** START PROVIDED INFORMATION **

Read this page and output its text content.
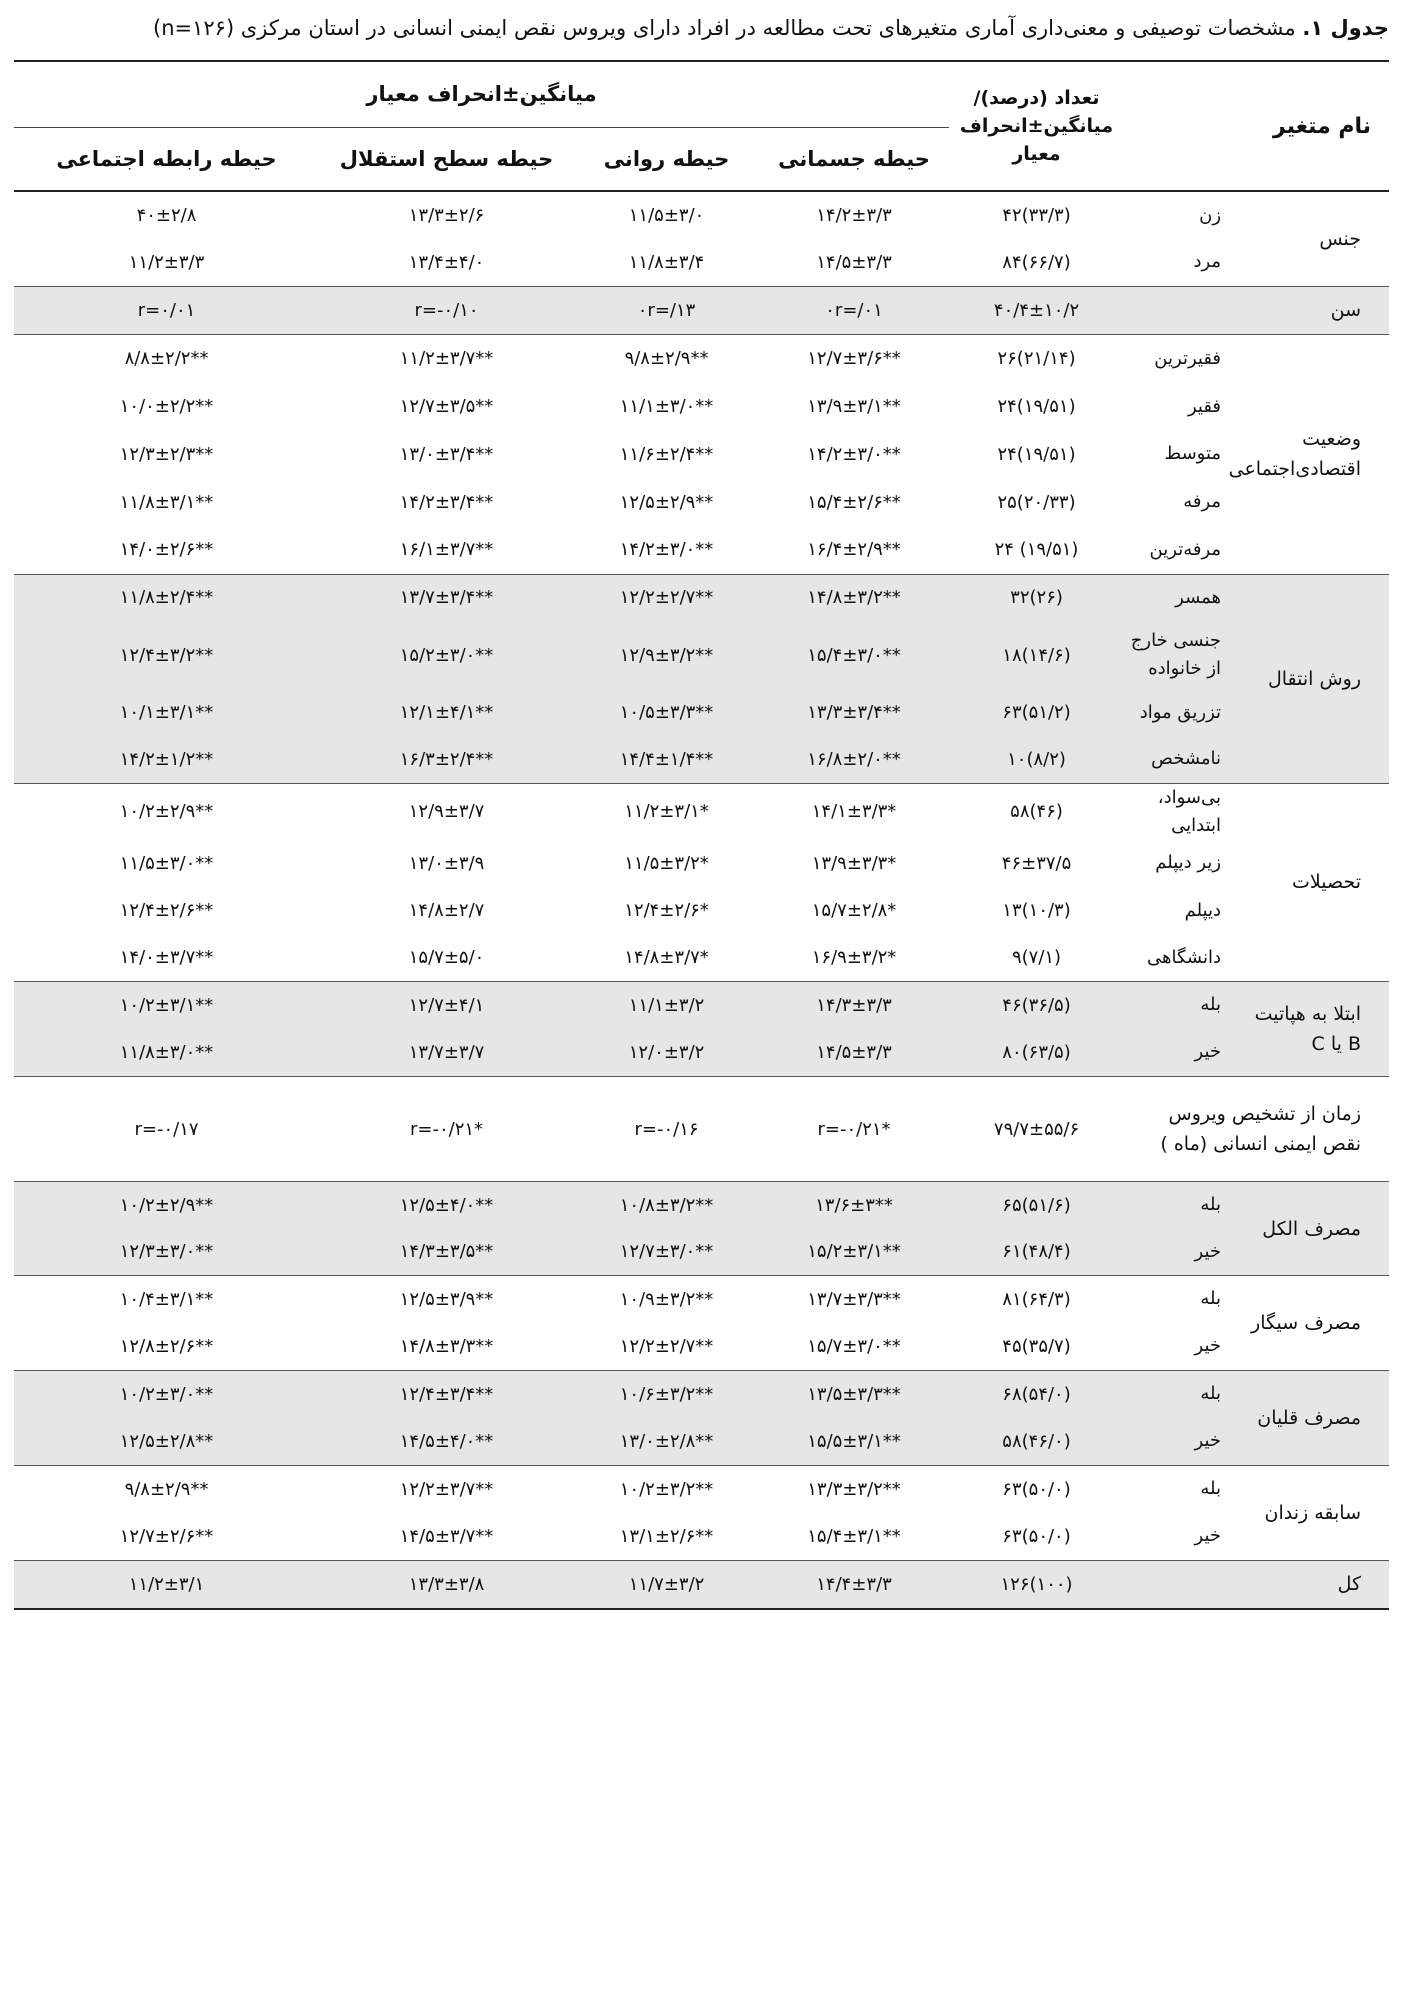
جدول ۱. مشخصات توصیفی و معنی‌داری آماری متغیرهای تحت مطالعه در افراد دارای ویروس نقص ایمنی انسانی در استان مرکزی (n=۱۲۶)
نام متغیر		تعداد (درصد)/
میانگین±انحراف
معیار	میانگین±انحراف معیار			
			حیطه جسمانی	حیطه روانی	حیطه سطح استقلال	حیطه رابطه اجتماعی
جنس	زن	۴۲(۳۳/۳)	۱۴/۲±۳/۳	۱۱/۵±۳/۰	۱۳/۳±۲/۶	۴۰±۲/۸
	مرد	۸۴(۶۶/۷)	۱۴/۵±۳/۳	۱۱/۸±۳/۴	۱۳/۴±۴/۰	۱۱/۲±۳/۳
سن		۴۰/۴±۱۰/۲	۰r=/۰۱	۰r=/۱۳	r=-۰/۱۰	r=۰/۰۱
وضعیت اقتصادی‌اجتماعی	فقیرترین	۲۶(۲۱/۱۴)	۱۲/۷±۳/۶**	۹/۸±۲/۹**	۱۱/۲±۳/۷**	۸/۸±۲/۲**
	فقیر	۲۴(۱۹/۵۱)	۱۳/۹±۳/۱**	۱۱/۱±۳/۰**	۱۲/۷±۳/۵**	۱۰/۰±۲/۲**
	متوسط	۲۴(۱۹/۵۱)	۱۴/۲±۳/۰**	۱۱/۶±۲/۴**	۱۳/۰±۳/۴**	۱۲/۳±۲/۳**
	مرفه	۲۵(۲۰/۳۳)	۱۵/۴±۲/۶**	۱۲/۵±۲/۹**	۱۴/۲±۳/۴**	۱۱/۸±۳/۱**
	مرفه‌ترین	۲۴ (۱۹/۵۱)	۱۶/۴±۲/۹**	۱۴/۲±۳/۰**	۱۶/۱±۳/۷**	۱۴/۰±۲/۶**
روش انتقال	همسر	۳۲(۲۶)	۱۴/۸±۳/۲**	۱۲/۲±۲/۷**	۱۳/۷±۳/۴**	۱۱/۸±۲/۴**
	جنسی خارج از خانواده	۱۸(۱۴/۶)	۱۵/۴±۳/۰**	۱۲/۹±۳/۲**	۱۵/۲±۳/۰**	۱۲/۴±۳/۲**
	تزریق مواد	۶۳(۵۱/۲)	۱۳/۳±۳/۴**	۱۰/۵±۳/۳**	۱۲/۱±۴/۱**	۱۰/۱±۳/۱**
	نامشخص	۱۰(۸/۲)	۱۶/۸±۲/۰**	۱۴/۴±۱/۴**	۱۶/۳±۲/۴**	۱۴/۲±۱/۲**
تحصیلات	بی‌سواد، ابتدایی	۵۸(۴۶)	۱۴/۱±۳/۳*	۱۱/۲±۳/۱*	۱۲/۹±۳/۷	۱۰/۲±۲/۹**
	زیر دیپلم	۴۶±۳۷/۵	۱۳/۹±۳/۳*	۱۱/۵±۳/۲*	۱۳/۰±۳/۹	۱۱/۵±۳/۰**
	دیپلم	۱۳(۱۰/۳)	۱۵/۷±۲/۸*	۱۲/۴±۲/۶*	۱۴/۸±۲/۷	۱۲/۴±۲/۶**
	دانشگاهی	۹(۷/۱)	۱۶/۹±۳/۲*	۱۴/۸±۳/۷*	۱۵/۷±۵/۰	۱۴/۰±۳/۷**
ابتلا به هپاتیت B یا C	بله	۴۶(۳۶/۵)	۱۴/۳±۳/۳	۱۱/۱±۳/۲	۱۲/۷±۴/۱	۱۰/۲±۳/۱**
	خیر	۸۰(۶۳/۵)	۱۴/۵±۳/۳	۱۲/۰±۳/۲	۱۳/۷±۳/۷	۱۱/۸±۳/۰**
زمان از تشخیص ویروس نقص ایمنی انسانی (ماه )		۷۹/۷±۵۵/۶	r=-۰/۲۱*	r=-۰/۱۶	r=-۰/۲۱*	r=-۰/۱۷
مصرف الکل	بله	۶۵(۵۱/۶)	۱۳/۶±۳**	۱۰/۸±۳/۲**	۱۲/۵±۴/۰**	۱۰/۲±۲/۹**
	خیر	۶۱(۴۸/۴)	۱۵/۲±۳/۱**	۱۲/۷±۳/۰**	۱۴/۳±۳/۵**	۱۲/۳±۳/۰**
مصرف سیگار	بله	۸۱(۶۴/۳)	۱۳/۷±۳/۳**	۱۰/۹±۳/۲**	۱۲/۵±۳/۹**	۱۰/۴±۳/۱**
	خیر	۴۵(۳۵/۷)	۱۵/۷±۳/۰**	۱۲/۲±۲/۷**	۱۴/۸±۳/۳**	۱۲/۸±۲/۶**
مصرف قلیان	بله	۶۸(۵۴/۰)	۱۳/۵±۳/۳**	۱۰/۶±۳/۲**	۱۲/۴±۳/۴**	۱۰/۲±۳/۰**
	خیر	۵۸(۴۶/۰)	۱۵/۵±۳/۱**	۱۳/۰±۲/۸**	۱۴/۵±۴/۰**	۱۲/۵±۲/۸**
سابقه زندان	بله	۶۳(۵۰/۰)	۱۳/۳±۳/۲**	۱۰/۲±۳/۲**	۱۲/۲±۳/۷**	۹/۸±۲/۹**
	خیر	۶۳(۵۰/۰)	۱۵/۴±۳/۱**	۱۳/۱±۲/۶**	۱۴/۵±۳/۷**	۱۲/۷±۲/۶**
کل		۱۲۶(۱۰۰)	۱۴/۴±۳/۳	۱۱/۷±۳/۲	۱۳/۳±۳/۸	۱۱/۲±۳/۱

** END PROVIDED INFORMATION **
** START PROVIDED INFORMATION **

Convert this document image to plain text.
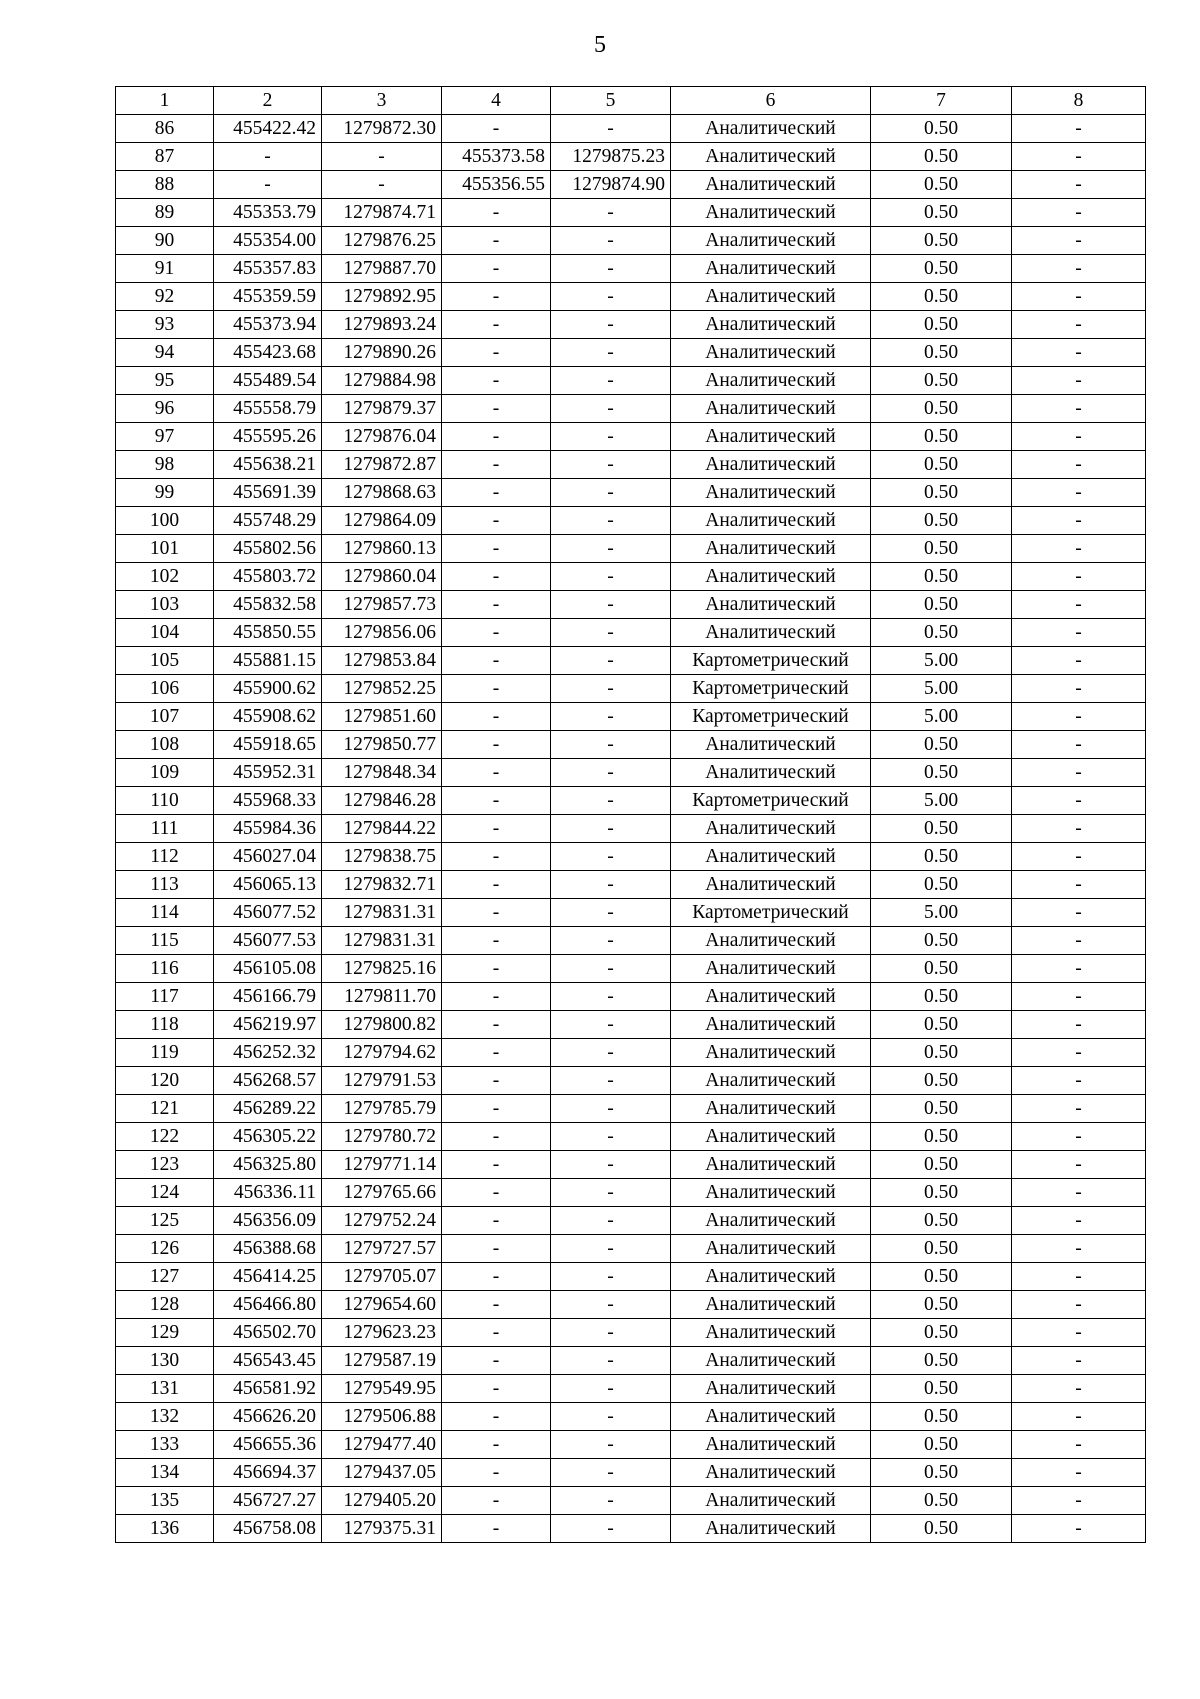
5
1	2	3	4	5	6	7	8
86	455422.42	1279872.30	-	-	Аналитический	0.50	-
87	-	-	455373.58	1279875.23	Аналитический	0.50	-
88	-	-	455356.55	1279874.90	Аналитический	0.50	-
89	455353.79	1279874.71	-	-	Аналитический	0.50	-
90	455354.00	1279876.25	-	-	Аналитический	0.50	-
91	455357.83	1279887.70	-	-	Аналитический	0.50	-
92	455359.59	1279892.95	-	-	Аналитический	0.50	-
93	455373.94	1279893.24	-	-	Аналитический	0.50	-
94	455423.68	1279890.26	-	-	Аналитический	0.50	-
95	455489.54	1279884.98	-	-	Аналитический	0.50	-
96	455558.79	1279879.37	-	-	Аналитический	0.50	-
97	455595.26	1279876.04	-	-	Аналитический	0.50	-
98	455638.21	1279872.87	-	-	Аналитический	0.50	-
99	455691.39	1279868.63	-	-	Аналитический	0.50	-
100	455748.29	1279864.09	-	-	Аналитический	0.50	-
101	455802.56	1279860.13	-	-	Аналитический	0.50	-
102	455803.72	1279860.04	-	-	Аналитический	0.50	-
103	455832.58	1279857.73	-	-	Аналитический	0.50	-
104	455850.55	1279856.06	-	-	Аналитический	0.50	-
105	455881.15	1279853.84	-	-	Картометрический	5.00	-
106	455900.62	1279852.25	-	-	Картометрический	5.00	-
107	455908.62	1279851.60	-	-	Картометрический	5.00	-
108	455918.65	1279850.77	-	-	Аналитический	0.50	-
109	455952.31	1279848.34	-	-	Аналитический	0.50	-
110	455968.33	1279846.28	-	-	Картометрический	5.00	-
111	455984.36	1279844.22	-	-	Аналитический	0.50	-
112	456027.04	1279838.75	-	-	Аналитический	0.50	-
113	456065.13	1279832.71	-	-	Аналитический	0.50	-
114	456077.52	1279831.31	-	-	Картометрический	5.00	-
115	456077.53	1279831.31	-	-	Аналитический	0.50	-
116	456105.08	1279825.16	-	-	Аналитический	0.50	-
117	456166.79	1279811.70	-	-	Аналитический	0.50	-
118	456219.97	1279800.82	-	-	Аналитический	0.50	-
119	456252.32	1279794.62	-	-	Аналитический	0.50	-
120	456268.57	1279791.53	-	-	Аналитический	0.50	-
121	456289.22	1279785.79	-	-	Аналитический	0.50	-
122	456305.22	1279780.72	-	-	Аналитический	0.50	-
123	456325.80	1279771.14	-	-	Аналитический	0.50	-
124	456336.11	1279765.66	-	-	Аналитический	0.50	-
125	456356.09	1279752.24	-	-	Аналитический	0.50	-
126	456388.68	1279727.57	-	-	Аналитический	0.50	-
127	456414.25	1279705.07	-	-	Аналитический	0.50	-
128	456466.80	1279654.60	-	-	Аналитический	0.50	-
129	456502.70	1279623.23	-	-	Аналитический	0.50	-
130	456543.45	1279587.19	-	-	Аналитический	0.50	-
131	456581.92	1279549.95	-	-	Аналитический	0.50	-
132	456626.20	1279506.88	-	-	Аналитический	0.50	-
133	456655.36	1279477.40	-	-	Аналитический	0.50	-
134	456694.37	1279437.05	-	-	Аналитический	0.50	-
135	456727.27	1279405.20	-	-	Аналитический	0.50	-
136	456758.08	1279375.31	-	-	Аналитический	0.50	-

** END PROVIDED INFORMATION **
** START PROVIDED INFORMATION **

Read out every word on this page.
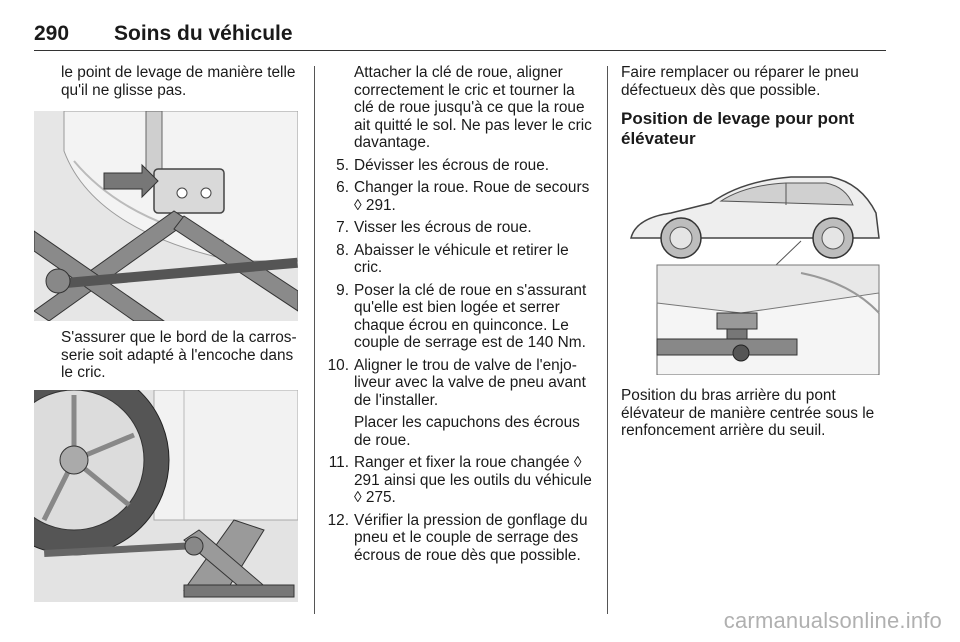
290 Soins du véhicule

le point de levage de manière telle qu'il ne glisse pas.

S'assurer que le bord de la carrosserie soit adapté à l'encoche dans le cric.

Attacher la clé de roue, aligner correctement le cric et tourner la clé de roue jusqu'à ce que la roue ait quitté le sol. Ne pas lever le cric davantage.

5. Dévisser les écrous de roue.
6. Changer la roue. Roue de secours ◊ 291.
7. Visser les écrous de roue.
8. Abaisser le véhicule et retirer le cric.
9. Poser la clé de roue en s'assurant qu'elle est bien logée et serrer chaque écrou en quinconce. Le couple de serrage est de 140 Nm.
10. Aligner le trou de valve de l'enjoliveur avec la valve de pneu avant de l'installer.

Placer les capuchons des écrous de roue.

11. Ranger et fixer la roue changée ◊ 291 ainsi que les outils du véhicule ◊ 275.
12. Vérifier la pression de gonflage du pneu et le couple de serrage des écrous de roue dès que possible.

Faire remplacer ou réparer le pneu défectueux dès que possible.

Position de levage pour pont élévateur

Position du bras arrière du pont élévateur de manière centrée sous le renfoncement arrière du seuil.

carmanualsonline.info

** END PROVIDED INFORMATION **

Collect from the data above every line that includes "مصرف".

مصرف الکل	بله	۶۵(۵۱/۶)	۱۳/۶±۳**	۱۰/۸±۳/۲**	۱۲/۵±۴/۰**	۱۰/۲±۲/۹**
مصرف سیگار	بله	۸۱(۶۴/۳)	۱۳/۷±۳/۳**	۱۰/۹±۳/۲**	۱۲/۵±۳/۹**	۱۰/۴±۳/۱**
مصرف قلیان	بله	۶۸(۵۴/۰)	۱۳/۵±۳/۳**	۱۰/۶±۳/۲**	۱۲/۴±۳/۴**	۱۰/۲±۳/۰**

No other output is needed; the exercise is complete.